## Start Listed entries
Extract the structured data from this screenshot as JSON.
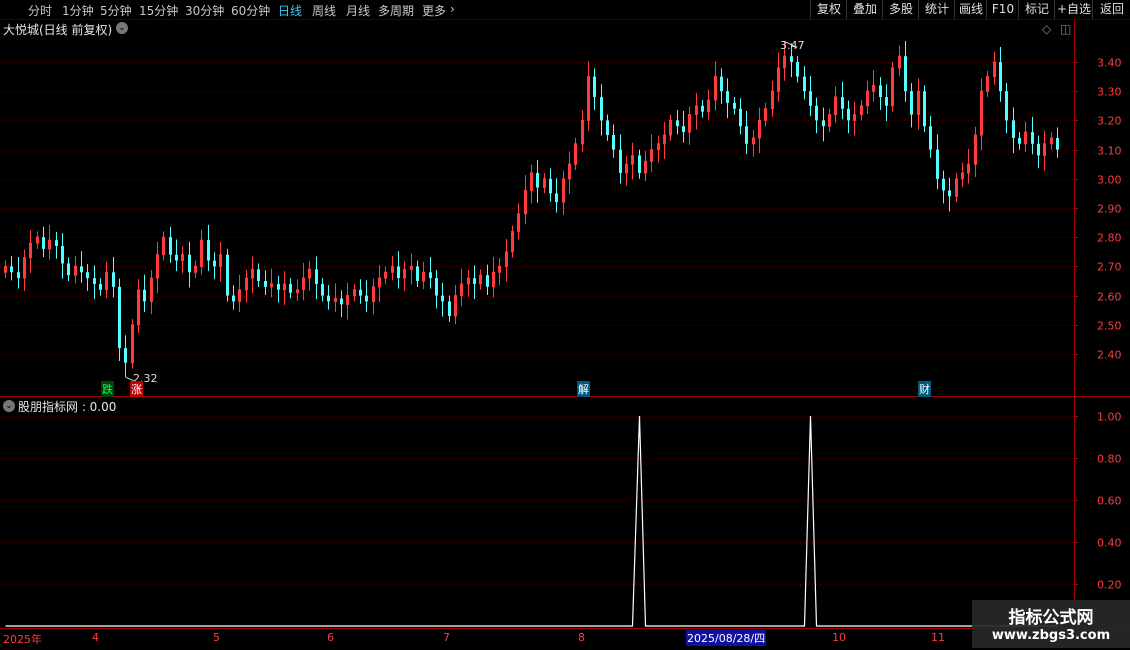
{
  "toolbar": {
    "periods": [
      "分时",
      "1分钟",
      "5分钟",
      "15分钟",
      "30分钟",
      "60分钟",
      "日线",
      "周线",
      "月线",
      "多周期",
      "更多"
    ],
    "active_period": "日线",
    "buttons": [
      "复权",
      "叠加",
      "多股",
      "统计",
      "画线",
      "F10",
      "标记",
      "+自选",
      "返回"
    ]
  },
  "main": {
    "title": "大悦城(日线 前复权)",
    "high_label": "3.47",
    "low_label": "2.32"
  },
  "signals": {
    "die": "跌",
    "zhang": "涨",
    "jie": "解",
    "cai": "财"
  },
  "indicator": {
    "title": "股朋指标网 : 0.00"
  },
  "xaxis": {
    "year": "2025年",
    "months": [
      "4",
      "5",
      "6",
      "7",
      "8",
      "10",
      "11"
    ],
    "cursor_date": "2025/08/28/四"
  },
  "watermark": {
    "line1": "指标公式网",
    "line2": "www.zbgs3.com"
  },
  "colors": {
    "up": "#ff3c3c",
    "down": "#54ffff",
    "grid": "#5a0000",
    "axis": "#a00000",
    "indicator_line": "#ffffff",
    "active": "#33ccff"
  },
  "chart_data": [
    {
      "type": "candlestick",
      "title": "大悦城(日线 前复权)",
      "ylim": [
        2.3,
        3.48
      ],
      "yticks": [
        2.4,
        2.5,
        2.6,
        2.7,
        2.8,
        2.9,
        3.0,
        3.1,
        3.2,
        3.3,
        3.4
      ],
      "grid": true,
      "max": {
        "value": 3.47,
        "label": "3.47"
      },
      "min": {
        "value": 2.32,
        "label": "2.32"
      },
      "closes": [
        2.7,
        2.68,
        2.66,
        2.73,
        2.78,
        2.8,
        2.76,
        2.79,
        2.77,
        2.71,
        2.67,
        2.7,
        2.68,
        2.66,
        2.64,
        2.62,
        2.68,
        2.63,
        2.42,
        2.37,
        2.5,
        2.62,
        2.58,
        2.66,
        2.74,
        2.8,
        2.74,
        2.72,
        2.74,
        2.68,
        2.7,
        2.79,
        2.72,
        2.7,
        2.74,
        2.6,
        2.58,
        2.62,
        2.66,
        2.69,
        2.65,
        2.63,
        2.64,
        2.62,
        2.64,
        2.61,
        2.62,
        2.66,
        2.69,
        2.64,
        2.6,
        2.58,
        2.59,
        2.57,
        2.6,
        2.62,
        2.6,
        2.58,
        2.63,
        2.66,
        2.68,
        2.7,
        2.66,
        2.69,
        2.7,
        2.65,
        2.68,
        2.66,
        2.6,
        2.58,
        2.53,
        2.6,
        2.64,
        2.66,
        2.64,
        2.67,
        2.63,
        2.68,
        2.7,
        2.75,
        2.82,
        2.88,
        2.96,
        3.02,
        2.97,
        3.0,
        2.95,
        2.92,
        3.0,
        3.05,
        3.12,
        3.2,
        3.35,
        3.28,
        3.2,
        3.15,
        3.1,
        3.02,
        3.05,
        3.08,
        3.02,
        3.06,
        3.1,
        3.12,
        3.15,
        3.2,
        3.18,
        3.16,
        3.22,
        3.25,
        3.23,
        3.27,
        3.35,
        3.3,
        3.26,
        3.24,
        3.18,
        3.12,
        3.14,
        3.2,
        3.24,
        3.3,
        3.38,
        3.42,
        3.4,
        3.35,
        3.3,
        3.25,
        3.2,
        3.18,
        3.22,
        3.28,
        3.24,
        3.2,
        3.22,
        3.25,
        3.3,
        3.32,
        3.28,
        3.25,
        3.38,
        3.42,
        3.3,
        3.22,
        3.3,
        3.18,
        3.1,
        3.0,
        2.96,
        2.94,
        3.0,
        3.02,
        3.05,
        3.15,
        3.3,
        3.35,
        3.4,
        3.3,
        3.2,
        3.14,
        3.12,
        3.16,
        3.12,
        3.08,
        3.12,
        3.14,
        3.1
      ],
      "opens": [
        2.68,
        2.7,
        2.68,
        2.66,
        2.73,
        2.78,
        2.8,
        2.76,
        2.79,
        2.77,
        2.71,
        2.67,
        2.7,
        2.68,
        2.66,
        2.64,
        2.62,
        2.68,
        2.63,
        2.42,
        2.37,
        2.5,
        2.62,
        2.58,
        2.66,
        2.74,
        2.8,
        2.74,
        2.72,
        2.74,
        2.68,
        2.7,
        2.79,
        2.72,
        2.7,
        2.74,
        2.6,
        2.58,
        2.62,
        2.66,
        2.69,
        2.65,
        2.63,
        2.64,
        2.62,
        2.64,
        2.61,
        2.62,
        2.66,
        2.69,
        2.64,
        2.6,
        2.58,
        2.59,
        2.57,
        2.6,
        2.62,
        2.6,
        2.58,
        2.63,
        2.66,
        2.68,
        2.7,
        2.66,
        2.69,
        2.7,
        2.65,
        2.68,
        2.66,
        2.6,
        2.58,
        2.53,
        2.6,
        2.64,
        2.66,
        2.64,
        2.67,
        2.63,
        2.68,
        2.7,
        2.75,
        2.82,
        2.88,
        2.96,
        3.02,
        2.97,
        3.0,
        2.95,
        2.92,
        3.0,
        3.05,
        3.12,
        3.2,
        3.35,
        3.28,
        3.2,
        3.15,
        3.1,
        3.02,
        3.05,
        3.08,
        3.02,
        3.06,
        3.1,
        3.12,
        3.15,
        3.2,
        3.18,
        3.16,
        3.22,
        3.25,
        3.23,
        3.27,
        3.35,
        3.3,
        3.26,
        3.24,
        3.18,
        3.12,
        3.14,
        3.2,
        3.24,
        3.3,
        3.38,
        3.42,
        3.4,
        3.35,
        3.3,
        3.25,
        3.2,
        3.18,
        3.22,
        3.28,
        3.24,
        3.2,
        3.22,
        3.25,
        3.3,
        3.32,
        3.28,
        3.25,
        3.38,
        3.42,
        3.3,
        3.22,
        3.3,
        3.18,
        3.1,
        3.0,
        2.96,
        2.94,
        3.0,
        3.02,
        3.05,
        3.15,
        3.3,
        3.35,
        3.4,
        3.3,
        3.2,
        3.14,
        3.12,
        3.16,
        3.12,
        3.08,
        3.12,
        3.14
      ]
    },
    {
      "type": "line",
      "title": "股朋指标网",
      "ylim": [
        0.1,
        1.05
      ],
      "yticks": [
        0.2,
        0.4,
        0.6,
        0.8,
        1.0
      ],
      "grid": true,
      "series": [
        {
          "values_spikes_at_index": [
            100,
            127
          ],
          "spike_value": 1.0,
          "base_value": 0.0
        }
      ]
    }
  ]
}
## End Listed entries
*Requirements:*
Would you return the data exactly as written, without the pictures?

*Exercise answer:*
Extract the structured data from this screenshot as JSON.
{
  "toolbar": {
    "periods": [
      "分时",
      "1分钟",
      "5分钟",
      "15分钟",
      "30分钟",
      "60分钟",
      "日线",
      "周线",
      "月线",
      "多周期",
      "更多"
    ],
    "active_period": "日线",
    "buttons": [
      "复权",
      "叠加",
      "多股",
      "统计",
      "画线",
      "F10",
      "标记",
      "+自选",
      "返回"
    ]
  },
  "main": {
    "title": "大悦城(日线 前复权)",
    "high_label": "3.47",
    "low_label": "2.32"
  },
  "signals": {
    "die": "跌",
    "zhang": "涨",
    "jie": "解",
    "cai": "财"
  },
  "indicator": {
    "title": "股朋指标网 : 0.00"
  },
  "xaxis": {
    "year": "2025年",
    "months": [
      "4",
      "5",
      "6",
      "7",
      "8",
      "10",
      "11"
    ],
    "cursor_date": "2025/08/28/四"
  },
  "watermark": {
    "line1": "指标公式网",
    "line2": "www.zbgs3.com"
  },
  "colors": {
    "up": "#ff3c3c",
    "down": "#54ffff",
    "grid": "#5a0000",
    "axis": "#a00000",
    "indicator_line": "#ffffff",
    "active": "#33ccff"
  },
  "chart_data": [
    {
      "type": "candlestick",
      "title": "大悦城(日线 前复权)",
      "ylim": [
        2.3,
        3.48
      ],
      "yticks": [
        2.4,
        2.5,
        2.6,
        2.7,
        2.8,
        2.9,
        3.0,
        3.1,
        3.2,
        3.3,
        3.4
      ],
      "grid": true,
      "max": {
        "value": 3.47,
        "label": "3.47"
      },
      "min": {
        "value": 2.32,
        "label": "2.32"
      },
      "closes": [
        2.7,
        2.68,
        2.66,
        2.73,
        2.78,
        2.8,
        2.76,
        2.79,
        2.77,
        2.71,
        2.67,
        2.7,
        2.68,
        2.66,
        2.64,
        2.62,
        2.68,
        2.63,
        2.42,
        2.37,
        2.5,
        2.62,
        2.58,
        2.66,
        2.74,
        2.8,
        2.74,
        2.72,
        2.74,
        2.68,
        2.7,
        2.79,
        2.72,
        2.7,
        2.74,
        2.6,
        2.58,
        2.62,
        2.66,
        2.69,
        2.65,
        2.63,
        2.64,
        2.62,
        2.64,
        2.61,
        2.62,
        2.66,
        2.69,
        2.64,
        2.6,
        2.58,
        2.59,
        2.57,
        2.6,
        2.62,
        2.6,
        2.58,
        2.63,
        2.66,
        2.68,
        2.7,
        2.66,
        2.69,
        2.7,
        2.65,
        2.68,
        2.66,
        2.6,
        2.58,
        2.53,
        2.6,
        2.64,
        2.66,
        2.64,
        2.67,
        2.63,
        2.68,
        2.7,
        2.75,
        2.82,
        2.88,
        2.96,
        3.02,
        2.97,
        3.0,
        2.95,
        2.92,
        3.0,
        3.05,
        3.12,
        3.2,
        3.35,
        3.28,
        3.2,
        3.15,
        3.1,
        3.02,
        3.05,
        3.08,
        3.02,
        3.06,
        3.1,
        3.12,
        3.15,
        3.2,
        3.18,
        3.16,
        3.22,
        3.25,
        3.23,
        3.27,
        3.35,
        3.3,
        3.26,
        3.24,
        3.18,
        3.12,
        3.14,
        3.2,
        3.24,
        3.3,
        3.38,
        3.42,
        3.4,
        3.35,
        3.3,
        3.25,
        3.2,
        3.18,
        3.22,
        3.28,
        3.24,
        3.2,
        3.22,
        3.25,
        3.3,
        3.32,
        3.28,
        3.25,
        3.38,
        3.42,
        3.3,
        3.22,
        3.3,
        3.18,
        3.1,
        3.0,
        2.96,
        2.94,
        3.0,
        3.02,
        3.05,
        3.15,
        3.3,
        3.35,
        3.4,
        3.3,
        3.2,
        3.14,
        3.12,
        3.16,
        3.12,
        3.08,
        3.12,
        3.14,
        3.1
      ],
      "opens": [
        2.68,
        2.7,
        2.68,
        2.66,
        2.73,
        2.78,
        2.8,
        2.76,
        2.79,
        2.77,
        2.71,
        2.67,
        2.7,
        2.68,
        2.66,
        2.64,
        2.62,
        2.68,
        2.63,
        2.42,
        2.37,
        2.5,
        2.62,
        2.58,
        2.66,
        2.74,
        2.8,
        2.74,
        2.72,
        2.74,
        2.68,
        2.7,
        2.79,
        2.72,
        2.7,
        2.74,
        2.6,
        2.58,
        2.62,
        2.66,
        2.69,
        2.65,
        2.63,
        2.64,
        2.62,
        2.64,
        2.61,
        2.62,
        2.66,
        2.69,
        2.64,
        2.6,
        2.58,
        2.59,
        2.57,
        2.6,
        2.62,
        2.6,
        2.58,
        2.63,
        2.66,
        2.68,
        2.7,
        2.66,
        2.69,
        2.7,
        2.65,
        2.68,
        2.66,
        2.6,
        2.58,
        2.53,
        2.6,
        2.64,
        2.66,
        2.64,
        2.67,
        2.63,
        2.68,
        2.7,
        2.75,
        2.82,
        2.88,
        2.96,
        3.02,
        2.97,
        3.0,
        2.95,
        2.92,
        3.0,
        3.05,
        3.12,
        3.2,
        3.35,
        3.28,
        3.2,
        3.15,
        3.1,
        3.02,
        3.05,
        3.08,
        3.02,
        3.06,
        3.1,
        3.12,
        3.15,
        3.2,
        3.18,
        3.16,
        3.22,
        3.25,
        3.23,
        3.27,
        3.35,
        3.3,
        3.26,
        3.24,
        3.18,
        3.12,
        3.14,
        3.2,
        3.24,
        3.3,
        3.38,
        3.42,
        3.4,
        3.35,
        3.3,
        3.25,
        3.2,
        3.18,
        3.22,
        3.28,
        3.24,
        3.2,
        3.22,
        3.25,
        3.3,
        3.32,
        3.28,
        3.25,
        3.38,
        3.42,
        3.3,
        3.22,
        3.3,
        3.18,
        3.1,
        3.0,
        2.96,
        2.94,
        3.0,
        3.02,
        3.05,
        3.15,
        3.3,
        3.35,
        3.4,
        3.3,
        3.2,
        3.14,
        3.12,
        3.16,
        3.12,
        3.08,
        3.12,
        3.14
      ]
    },
    {
      "type": "line",
      "title": "股朋指标网",
      "ylim": [
        0.1,
        1.05
      ],
      "yticks": [
        0.2,
        0.4,
        0.6,
        0.8,
        1.0
      ],
      "grid": true,
      "series": [
        {
          "values_spikes_at_index": [
            100,
            127
          ],
          "spike_value": 1.0,
          "base_value": 0.0
        }
      ]
    }
  ]
}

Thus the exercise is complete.